:: RECORDS FOR PROCESSING ::

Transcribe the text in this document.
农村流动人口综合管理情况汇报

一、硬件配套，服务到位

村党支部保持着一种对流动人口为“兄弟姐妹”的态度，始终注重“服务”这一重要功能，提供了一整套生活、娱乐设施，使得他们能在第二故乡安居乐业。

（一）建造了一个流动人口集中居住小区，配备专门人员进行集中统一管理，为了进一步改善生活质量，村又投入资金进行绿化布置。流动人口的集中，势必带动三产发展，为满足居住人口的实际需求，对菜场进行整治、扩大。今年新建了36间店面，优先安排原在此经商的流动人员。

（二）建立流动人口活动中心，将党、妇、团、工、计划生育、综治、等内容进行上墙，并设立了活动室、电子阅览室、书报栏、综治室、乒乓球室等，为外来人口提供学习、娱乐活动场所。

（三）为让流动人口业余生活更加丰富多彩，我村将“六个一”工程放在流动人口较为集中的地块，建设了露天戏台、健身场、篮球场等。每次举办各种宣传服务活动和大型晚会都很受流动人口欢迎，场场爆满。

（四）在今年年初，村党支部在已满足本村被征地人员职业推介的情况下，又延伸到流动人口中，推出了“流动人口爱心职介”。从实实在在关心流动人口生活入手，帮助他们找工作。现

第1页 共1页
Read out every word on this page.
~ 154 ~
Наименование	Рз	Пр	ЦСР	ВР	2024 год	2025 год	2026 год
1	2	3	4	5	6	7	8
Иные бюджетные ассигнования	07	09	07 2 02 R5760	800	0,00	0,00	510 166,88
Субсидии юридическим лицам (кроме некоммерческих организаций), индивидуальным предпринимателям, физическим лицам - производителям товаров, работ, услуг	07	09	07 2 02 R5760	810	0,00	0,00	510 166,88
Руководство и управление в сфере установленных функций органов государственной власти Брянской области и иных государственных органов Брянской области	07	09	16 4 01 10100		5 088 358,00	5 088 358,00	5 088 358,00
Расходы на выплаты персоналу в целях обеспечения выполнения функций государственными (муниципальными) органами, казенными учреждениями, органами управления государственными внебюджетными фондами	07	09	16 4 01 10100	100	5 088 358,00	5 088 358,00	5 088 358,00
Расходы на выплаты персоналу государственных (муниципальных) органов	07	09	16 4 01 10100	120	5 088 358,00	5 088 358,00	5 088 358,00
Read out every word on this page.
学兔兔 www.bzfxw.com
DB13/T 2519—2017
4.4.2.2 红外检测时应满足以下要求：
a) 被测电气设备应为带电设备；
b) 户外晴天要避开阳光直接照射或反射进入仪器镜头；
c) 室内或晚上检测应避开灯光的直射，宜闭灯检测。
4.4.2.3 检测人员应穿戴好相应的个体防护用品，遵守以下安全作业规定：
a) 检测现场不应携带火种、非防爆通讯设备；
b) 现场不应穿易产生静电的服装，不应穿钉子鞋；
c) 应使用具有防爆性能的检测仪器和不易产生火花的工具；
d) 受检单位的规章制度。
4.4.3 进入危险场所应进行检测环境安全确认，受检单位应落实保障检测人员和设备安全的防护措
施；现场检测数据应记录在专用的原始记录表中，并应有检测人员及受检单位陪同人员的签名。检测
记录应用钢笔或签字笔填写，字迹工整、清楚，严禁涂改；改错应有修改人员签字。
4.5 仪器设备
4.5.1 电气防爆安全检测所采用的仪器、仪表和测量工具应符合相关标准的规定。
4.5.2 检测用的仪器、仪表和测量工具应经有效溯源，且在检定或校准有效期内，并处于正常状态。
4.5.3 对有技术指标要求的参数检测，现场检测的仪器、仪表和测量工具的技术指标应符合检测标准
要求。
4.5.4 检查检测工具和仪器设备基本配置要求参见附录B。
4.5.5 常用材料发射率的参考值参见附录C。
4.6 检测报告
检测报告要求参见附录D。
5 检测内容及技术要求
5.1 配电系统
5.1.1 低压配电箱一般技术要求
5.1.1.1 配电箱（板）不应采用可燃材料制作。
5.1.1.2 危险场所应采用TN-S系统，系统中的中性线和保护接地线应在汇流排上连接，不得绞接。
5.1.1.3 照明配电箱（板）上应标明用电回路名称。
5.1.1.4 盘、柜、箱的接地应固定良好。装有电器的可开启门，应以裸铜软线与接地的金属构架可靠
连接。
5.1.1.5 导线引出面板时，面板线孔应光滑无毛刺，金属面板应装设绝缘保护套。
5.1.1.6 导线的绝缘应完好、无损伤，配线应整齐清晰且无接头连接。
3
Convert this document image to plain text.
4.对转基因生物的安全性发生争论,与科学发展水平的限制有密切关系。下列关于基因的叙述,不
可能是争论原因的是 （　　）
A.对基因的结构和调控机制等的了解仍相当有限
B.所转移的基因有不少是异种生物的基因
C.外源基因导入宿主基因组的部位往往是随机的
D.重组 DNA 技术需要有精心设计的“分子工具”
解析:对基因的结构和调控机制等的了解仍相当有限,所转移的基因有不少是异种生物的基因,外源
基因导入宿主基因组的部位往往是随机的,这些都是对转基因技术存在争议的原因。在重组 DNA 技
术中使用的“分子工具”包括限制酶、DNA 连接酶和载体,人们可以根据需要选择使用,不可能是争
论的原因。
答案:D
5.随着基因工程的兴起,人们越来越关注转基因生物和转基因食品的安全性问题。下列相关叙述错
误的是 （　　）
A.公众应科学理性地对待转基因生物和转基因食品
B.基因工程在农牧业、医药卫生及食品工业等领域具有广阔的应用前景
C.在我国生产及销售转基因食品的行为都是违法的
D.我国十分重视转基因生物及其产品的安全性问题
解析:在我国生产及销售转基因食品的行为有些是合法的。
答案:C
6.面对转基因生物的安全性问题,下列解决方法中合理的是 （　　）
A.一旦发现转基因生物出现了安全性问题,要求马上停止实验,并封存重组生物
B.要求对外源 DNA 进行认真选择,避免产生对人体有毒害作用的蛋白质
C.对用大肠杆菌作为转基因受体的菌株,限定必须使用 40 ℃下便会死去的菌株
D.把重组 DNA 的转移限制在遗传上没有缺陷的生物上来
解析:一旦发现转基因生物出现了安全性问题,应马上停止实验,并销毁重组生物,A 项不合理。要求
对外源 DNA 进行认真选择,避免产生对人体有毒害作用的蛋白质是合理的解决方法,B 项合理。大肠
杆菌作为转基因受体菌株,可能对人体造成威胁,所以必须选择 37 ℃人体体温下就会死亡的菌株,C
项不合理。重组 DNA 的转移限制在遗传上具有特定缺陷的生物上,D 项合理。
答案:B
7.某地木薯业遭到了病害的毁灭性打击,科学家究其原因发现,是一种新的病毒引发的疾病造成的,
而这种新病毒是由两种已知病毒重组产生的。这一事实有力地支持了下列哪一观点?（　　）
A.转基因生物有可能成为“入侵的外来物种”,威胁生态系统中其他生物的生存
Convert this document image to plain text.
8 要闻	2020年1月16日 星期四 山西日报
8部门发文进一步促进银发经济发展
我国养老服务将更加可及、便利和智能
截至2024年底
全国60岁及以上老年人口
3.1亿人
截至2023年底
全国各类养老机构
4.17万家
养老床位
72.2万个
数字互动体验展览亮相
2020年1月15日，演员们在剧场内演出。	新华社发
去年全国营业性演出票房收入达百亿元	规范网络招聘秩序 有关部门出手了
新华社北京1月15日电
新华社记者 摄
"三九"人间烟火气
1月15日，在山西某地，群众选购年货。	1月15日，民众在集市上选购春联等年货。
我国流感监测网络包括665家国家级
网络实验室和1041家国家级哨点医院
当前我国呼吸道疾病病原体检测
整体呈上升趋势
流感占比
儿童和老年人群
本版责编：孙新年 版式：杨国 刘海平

:::

→ STATED TASK: Check each line above for the string "функций" and show the ones that have it.

→ WRITTEN SOLUTION:
Руководство и управление в сфере установленных функций органов государственной власти Брянской области и иных государственных органов Брянской области	07	09	16 4 01 10100		5 088 358,00	5 088 358,00	5 088 358,00
Расходы на выплаты персоналу в целях обеспечения выполнения функций государственными (муниципальными) органами, казенными учреждениями, органами управления государственными внебюджетными фондами	07	09	16 4 01 10100	100	5 088 358,00	5 088 358,00	5 088 358,00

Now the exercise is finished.